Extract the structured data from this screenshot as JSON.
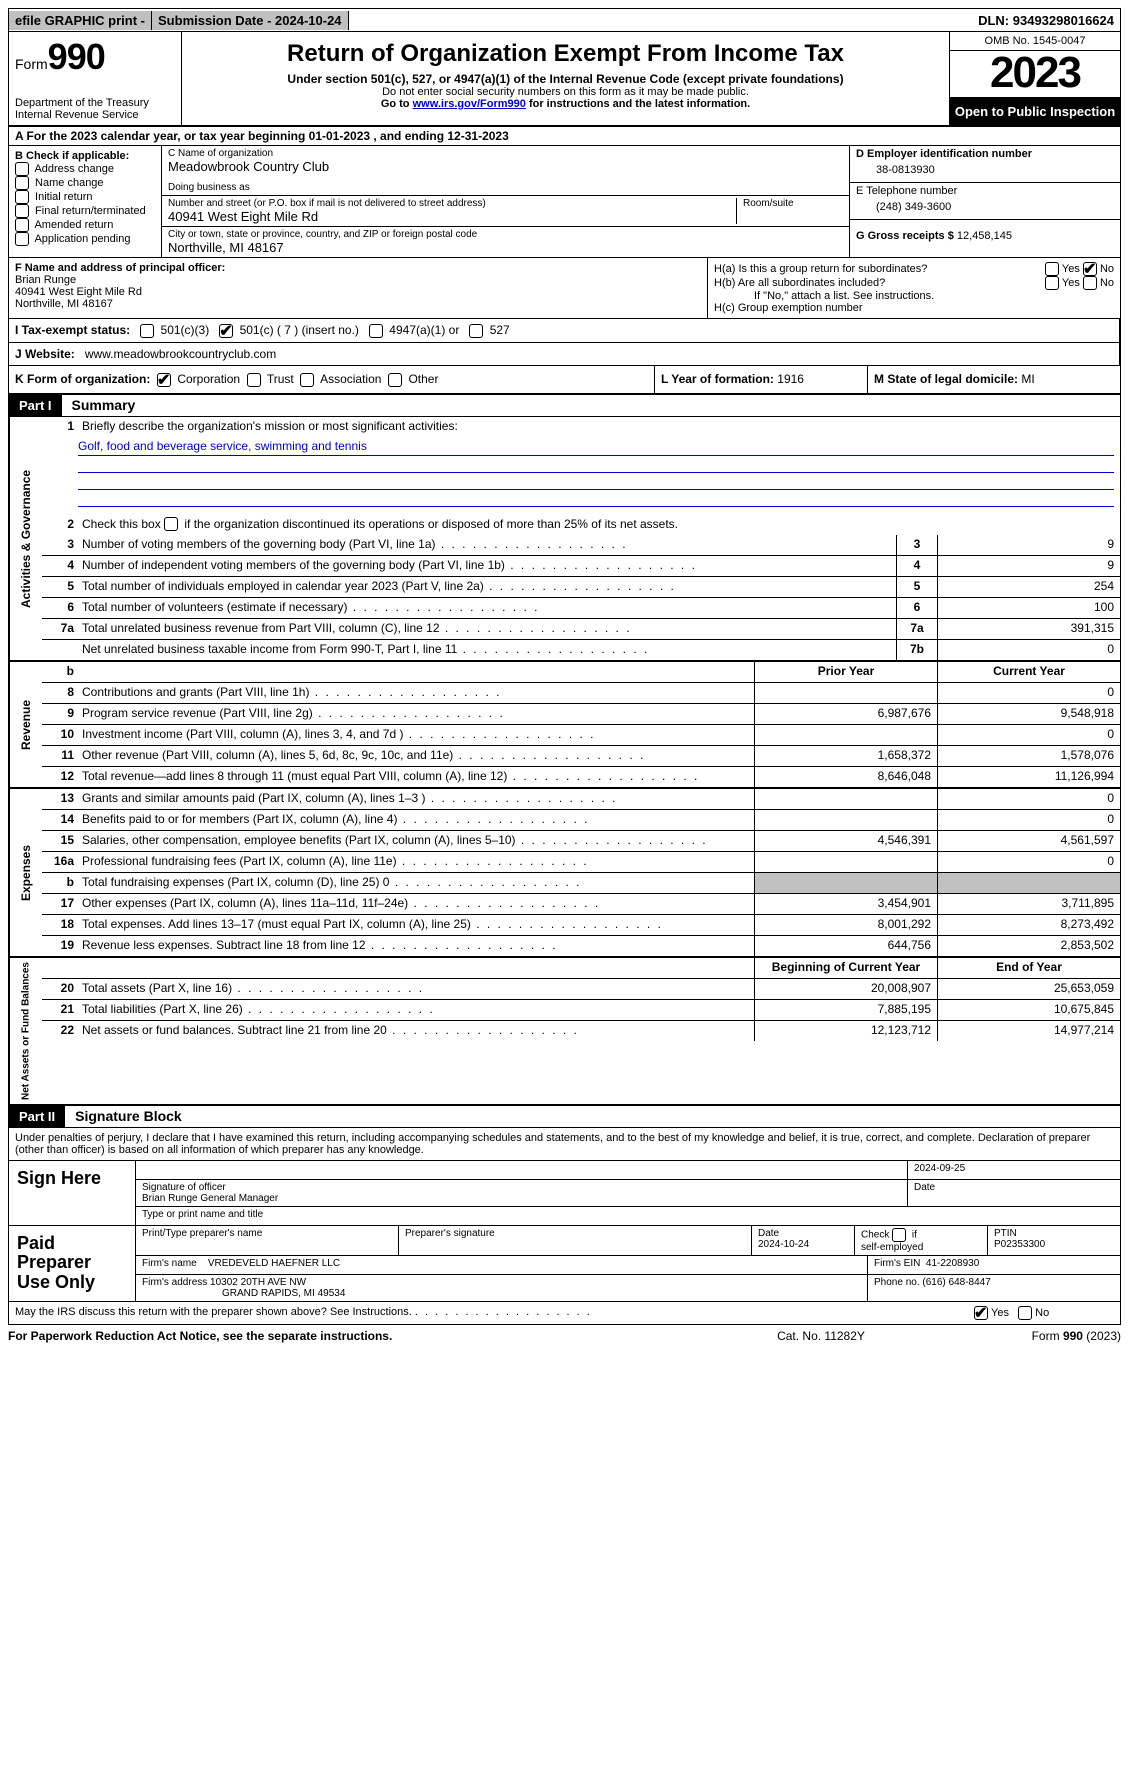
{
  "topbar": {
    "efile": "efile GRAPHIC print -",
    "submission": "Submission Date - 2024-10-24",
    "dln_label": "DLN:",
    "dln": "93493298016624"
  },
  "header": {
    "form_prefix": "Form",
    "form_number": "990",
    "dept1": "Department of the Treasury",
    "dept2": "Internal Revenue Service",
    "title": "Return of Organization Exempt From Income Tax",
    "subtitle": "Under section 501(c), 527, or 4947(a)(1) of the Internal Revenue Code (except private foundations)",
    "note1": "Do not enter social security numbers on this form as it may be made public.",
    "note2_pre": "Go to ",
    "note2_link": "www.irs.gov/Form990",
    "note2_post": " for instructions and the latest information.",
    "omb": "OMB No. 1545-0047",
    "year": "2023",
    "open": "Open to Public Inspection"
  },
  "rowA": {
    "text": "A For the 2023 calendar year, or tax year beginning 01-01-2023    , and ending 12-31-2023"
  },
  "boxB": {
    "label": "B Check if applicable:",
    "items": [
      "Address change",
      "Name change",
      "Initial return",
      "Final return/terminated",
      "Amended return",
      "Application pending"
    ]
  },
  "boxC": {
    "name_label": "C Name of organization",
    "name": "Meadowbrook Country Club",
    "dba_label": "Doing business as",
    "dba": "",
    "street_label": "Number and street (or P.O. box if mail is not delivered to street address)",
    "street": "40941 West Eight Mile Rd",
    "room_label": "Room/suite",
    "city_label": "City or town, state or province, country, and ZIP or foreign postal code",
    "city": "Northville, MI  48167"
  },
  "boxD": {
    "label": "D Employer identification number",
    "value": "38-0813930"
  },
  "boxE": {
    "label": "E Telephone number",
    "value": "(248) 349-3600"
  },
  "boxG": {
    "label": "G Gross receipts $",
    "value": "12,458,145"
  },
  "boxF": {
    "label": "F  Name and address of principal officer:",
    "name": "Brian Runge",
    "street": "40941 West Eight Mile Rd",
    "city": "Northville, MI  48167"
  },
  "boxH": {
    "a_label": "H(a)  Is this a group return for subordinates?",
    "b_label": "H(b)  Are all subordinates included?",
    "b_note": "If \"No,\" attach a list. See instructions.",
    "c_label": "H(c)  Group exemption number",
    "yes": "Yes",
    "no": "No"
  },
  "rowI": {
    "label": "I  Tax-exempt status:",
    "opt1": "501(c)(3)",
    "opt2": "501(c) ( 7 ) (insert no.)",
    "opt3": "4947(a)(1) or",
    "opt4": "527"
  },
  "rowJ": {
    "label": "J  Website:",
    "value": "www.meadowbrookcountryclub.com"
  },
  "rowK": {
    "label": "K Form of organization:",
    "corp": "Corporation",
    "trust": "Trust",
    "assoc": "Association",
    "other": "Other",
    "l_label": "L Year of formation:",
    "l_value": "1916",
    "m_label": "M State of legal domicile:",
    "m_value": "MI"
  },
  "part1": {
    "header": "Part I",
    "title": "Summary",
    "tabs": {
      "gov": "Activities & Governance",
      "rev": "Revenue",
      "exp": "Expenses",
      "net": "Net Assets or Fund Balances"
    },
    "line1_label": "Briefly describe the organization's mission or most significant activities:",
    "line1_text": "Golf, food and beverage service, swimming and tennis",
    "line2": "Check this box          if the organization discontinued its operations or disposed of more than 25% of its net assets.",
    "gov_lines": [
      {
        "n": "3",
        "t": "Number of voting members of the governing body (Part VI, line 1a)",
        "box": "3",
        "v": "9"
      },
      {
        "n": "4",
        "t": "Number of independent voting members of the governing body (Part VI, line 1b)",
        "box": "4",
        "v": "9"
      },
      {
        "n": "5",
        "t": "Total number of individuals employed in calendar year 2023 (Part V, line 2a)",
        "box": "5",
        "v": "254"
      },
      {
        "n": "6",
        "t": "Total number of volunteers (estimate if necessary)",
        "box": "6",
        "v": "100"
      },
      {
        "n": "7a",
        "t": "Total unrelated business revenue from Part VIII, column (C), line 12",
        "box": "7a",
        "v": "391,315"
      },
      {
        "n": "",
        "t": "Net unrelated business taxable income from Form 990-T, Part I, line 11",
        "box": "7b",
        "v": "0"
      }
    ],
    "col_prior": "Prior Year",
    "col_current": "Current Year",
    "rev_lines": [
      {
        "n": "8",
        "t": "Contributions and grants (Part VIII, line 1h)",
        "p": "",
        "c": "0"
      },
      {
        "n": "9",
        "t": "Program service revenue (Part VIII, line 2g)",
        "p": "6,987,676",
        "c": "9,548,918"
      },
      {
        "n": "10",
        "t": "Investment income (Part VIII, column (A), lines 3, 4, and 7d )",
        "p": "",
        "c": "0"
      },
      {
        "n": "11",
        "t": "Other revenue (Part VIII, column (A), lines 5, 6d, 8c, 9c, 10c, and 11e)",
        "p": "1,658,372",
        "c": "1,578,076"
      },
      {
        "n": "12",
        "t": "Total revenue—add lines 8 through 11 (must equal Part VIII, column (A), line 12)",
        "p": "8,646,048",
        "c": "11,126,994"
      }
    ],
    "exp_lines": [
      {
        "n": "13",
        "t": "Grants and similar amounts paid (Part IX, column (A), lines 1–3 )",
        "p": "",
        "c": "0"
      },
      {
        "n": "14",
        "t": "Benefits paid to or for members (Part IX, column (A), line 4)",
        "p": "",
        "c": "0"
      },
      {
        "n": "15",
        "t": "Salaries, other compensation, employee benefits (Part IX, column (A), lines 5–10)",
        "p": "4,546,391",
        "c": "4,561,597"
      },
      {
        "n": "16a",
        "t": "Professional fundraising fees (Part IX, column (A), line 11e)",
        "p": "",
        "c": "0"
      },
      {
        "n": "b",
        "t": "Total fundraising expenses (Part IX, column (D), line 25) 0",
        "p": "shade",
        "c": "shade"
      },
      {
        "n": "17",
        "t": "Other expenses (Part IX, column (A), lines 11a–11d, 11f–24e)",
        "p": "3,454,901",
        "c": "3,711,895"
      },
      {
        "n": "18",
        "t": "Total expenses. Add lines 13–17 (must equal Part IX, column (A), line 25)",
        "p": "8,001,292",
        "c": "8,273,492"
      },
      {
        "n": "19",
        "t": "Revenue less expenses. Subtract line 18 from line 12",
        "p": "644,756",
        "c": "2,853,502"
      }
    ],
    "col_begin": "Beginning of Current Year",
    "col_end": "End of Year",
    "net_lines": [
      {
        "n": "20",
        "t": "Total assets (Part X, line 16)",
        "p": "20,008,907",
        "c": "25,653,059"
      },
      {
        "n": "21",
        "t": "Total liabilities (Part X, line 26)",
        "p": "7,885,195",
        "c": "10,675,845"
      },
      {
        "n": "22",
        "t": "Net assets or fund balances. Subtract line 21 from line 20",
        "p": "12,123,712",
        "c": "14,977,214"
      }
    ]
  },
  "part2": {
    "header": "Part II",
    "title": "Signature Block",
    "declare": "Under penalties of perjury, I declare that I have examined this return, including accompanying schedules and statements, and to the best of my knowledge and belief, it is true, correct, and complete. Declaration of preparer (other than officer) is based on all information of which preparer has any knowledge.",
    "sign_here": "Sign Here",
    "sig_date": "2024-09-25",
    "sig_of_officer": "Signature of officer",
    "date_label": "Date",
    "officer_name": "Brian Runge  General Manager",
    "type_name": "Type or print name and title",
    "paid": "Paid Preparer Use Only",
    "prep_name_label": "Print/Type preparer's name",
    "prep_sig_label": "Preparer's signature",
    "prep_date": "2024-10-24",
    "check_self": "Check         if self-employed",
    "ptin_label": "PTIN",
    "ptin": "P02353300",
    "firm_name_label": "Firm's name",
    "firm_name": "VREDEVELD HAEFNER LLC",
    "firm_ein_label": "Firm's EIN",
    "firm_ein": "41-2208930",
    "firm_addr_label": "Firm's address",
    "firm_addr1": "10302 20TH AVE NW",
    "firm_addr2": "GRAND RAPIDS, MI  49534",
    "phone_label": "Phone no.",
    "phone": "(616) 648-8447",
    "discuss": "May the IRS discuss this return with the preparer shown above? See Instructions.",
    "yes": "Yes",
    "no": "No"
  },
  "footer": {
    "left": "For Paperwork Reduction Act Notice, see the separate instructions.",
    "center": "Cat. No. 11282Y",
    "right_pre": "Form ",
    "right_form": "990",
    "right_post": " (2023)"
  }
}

◇ ◇ ◇ ◇

-- Your goal --
List all lines above in which the string "fundraising" appears.

-- Exercise solution --
        "t": "Professional fundraising fees (Part IX, column (A), line 11e)",
        "t": "Total fundraising expenses (Part IX, column (D), line 25) 0",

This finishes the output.